> [TEXTE DE LA PAGE]:
• • • • •

Étudiant.e.s dans le brouillard

Face à une crise d’ampleur inédite, l’Université du Québec à Chicoutimi prend une décision à la hauteur de son administration. Leur récente posture, dont la conclusion est encore très confuse, a suscité de sévères critiques de la part de la population étudiante et du MAGE-UQAC. En effet, l’annonce de la reprise des cours en ligne à compter du 6 avril au plus tard a engendré une vive colère chez certains qui se sont immédiatement «mobilisés» contre cette décision. 

Par Julien Lemay-Roche

Sur Facebook, le groupe « contre la décision de l’UQAC » a recueilli près de 500 membres en moins de 24h. Il incite les étudiants à faire part de leur situation. Un témoignage de Maxime Privé, étudiant au Certificat en intervention jeunesse, a de quoi faire réfléchir sur la vertu d’équité autoproclamée des bureaucrates de salon du septième étage. Maxime étant employé en stérilisation à l’hôpital, la crise sanitaire devient un frein insurmontable pour ses études: «La pression va devenir de plus en plus forte pour les travailleurs/étudiants du réseaux qui s’exposent à des risques de contamination et qui n’ont maintenant plus de convention collective pour les protéger ni les accommoder dans le cas d’une reprise des activités universitaires», explique-t-il. Ce travailleur plus qu’essentiel pour la santé des gens en période de pandémie s’inquiète d’avoir à faire un choix entre ses études et son travail. Il rappelle être «obligé de donner des disponibilités 24h sur 24, 7 jours sur 7», et que son mois d’avril est entièrement comblé comme beaucoup de ses collègues en prévision de l’aggravation de la crise.

• • • • •

> [INFORMATIONS AFFICHÉES]:
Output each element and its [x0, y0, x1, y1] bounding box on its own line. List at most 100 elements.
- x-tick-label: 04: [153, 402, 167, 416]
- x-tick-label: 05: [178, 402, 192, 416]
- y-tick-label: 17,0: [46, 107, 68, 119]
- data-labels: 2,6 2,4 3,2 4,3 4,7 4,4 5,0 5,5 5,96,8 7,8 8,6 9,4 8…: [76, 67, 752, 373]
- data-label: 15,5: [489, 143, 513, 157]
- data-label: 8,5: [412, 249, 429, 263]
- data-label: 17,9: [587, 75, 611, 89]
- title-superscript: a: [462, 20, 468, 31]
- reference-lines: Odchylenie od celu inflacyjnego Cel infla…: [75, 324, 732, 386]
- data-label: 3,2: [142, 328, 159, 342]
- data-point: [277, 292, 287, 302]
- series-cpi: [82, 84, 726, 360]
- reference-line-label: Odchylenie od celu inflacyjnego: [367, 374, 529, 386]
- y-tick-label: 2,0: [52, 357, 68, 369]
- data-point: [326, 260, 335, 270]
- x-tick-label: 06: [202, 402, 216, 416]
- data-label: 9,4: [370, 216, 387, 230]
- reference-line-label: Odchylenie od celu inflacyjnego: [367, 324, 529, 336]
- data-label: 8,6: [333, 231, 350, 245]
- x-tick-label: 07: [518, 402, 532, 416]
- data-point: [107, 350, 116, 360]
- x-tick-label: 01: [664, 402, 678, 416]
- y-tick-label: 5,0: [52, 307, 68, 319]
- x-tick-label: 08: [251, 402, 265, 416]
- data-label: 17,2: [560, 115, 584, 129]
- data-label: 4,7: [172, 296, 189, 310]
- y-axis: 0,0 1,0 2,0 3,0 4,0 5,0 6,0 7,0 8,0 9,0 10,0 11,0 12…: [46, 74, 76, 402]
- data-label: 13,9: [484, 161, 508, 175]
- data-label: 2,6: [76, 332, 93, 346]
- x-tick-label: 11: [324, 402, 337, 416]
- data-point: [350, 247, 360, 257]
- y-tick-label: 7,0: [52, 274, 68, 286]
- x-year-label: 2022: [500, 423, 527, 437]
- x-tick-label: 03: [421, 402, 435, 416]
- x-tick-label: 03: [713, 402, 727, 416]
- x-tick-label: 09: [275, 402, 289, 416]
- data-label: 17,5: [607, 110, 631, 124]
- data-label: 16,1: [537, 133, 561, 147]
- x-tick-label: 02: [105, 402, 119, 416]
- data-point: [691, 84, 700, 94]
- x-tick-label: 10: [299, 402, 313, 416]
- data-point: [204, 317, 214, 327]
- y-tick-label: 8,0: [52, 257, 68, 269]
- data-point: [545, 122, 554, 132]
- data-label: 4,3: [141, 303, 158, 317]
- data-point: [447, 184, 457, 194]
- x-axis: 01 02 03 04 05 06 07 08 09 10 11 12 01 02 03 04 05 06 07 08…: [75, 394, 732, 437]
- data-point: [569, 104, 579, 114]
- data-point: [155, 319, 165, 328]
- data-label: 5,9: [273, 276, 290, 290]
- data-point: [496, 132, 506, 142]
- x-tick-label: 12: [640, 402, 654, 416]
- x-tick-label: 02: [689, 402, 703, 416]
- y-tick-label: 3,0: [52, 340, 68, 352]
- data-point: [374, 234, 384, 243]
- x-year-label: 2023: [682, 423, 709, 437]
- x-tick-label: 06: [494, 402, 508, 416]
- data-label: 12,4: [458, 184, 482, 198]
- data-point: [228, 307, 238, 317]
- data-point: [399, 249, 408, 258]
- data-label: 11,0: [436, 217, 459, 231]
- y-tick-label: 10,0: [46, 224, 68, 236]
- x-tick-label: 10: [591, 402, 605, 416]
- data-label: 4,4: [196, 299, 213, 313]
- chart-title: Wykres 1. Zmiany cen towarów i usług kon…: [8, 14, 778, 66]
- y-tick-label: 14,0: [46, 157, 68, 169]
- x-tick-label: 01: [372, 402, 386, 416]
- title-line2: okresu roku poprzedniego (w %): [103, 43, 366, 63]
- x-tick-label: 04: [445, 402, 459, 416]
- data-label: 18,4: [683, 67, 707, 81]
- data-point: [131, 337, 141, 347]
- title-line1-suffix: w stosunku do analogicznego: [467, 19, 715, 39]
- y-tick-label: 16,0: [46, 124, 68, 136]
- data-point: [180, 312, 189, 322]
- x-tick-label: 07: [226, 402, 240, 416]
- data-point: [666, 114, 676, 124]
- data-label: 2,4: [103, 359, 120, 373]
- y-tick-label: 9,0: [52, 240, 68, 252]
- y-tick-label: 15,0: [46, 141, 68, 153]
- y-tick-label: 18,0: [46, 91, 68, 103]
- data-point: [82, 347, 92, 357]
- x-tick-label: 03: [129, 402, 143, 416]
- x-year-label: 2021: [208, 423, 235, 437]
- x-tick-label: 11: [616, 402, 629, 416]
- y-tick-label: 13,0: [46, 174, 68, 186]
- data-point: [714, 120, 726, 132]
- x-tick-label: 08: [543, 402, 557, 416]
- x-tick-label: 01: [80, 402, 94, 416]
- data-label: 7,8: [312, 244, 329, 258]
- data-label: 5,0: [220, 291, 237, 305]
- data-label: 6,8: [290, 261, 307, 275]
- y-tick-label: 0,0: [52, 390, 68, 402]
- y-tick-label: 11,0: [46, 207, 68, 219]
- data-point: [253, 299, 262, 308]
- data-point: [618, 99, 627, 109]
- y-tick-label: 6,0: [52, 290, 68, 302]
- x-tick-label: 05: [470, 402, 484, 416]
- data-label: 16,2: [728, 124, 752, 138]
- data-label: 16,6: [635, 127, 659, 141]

• • • • •

> [OBJECTIF DE L'EXERCICE]: Veuillez recopier sans modification tout le passage de l'article sur l'UQAC, de « Étudiant.e.s dans le » jusqu'à « contre cette décision. ». La liste n'a aucun lien avec l'article sur l'UQAC.

> [CORRIGÉ]:
Étudiant.e.s dans le brouillard

Face à une crise d’ampleur inédite, l’Université du Québec à Chicoutimi prend une décision à la hauteur de son administration. Leur récente posture, dont la conclusion est encore très confuse, a suscité de sévères critiques de la part de la population étudiante et du MAGE-UQAC. En effet, l’annonce de la reprise des cours en ligne à compter du 6 avril au plus tard a engendré une vive colère chez certains qui se sont immédiatement «mobilisés» contre cette décision.